> _Problem details_: Going through the material below, please gather all lines with the word "иную" in them.

> _Data in this exercise_:
═══
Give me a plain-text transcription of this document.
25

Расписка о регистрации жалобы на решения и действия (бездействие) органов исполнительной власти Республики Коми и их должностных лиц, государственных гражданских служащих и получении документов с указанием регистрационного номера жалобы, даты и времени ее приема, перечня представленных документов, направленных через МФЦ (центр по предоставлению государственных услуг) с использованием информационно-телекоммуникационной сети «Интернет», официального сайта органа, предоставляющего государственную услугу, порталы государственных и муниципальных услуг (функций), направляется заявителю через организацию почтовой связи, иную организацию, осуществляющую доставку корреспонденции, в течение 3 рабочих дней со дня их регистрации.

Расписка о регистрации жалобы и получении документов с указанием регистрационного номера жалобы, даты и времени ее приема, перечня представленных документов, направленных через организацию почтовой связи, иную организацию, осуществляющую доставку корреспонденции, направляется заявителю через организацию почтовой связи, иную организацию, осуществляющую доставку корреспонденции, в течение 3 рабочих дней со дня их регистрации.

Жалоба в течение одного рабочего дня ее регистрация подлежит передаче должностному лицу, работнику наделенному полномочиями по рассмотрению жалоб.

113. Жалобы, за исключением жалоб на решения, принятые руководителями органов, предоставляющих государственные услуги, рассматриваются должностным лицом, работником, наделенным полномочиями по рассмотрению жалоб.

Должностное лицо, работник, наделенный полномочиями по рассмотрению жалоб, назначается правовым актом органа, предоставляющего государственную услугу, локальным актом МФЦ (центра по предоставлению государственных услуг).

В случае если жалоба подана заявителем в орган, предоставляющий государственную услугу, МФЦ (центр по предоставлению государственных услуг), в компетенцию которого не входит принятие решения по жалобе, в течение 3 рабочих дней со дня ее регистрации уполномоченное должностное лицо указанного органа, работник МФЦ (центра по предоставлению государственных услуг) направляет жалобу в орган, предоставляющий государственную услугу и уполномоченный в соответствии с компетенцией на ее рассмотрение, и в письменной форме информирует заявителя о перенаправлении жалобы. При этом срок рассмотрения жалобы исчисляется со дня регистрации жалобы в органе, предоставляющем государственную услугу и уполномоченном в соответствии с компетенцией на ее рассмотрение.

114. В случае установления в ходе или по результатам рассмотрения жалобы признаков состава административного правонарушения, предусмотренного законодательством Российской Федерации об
═══
> _Output for this task_:
Расписка о регистрации жалобы на решения и действия (бездействие) органов исполнительной власти Республики Коми и их должностных лиц, государственных гражданских служащих и получении документов с указанием регистрационного номера жалобы, даты и времени ее приема, перечня представленных документов, направленных через МФЦ (центр по предоставлению государственных услуг) с использованием информационно-телекоммуникационной сети «Интернет», официального сайта органа, предоставляющего государственную услугу, порталы государственных и муниципальных услуг (функций), направляется заявителю через организацию почтовой связи, иную организацию, осуществляющую доставку корреспонденции, в течение 3 рабочих дней со дня их регистрации.
Расписка о регистрации жалобы и получении документов с указанием регистрационного номера жалобы, даты и времени ее приема, перечня представленных документов, направленных через организацию почтовой связи, иную организацию, осуществляющую доставку корреспонденции, направляется заявителю через организацию почтовой связи, иную организацию, осуществляющую доставку корреспонденции, в течение 3 рабочих дней со дня их регистрации.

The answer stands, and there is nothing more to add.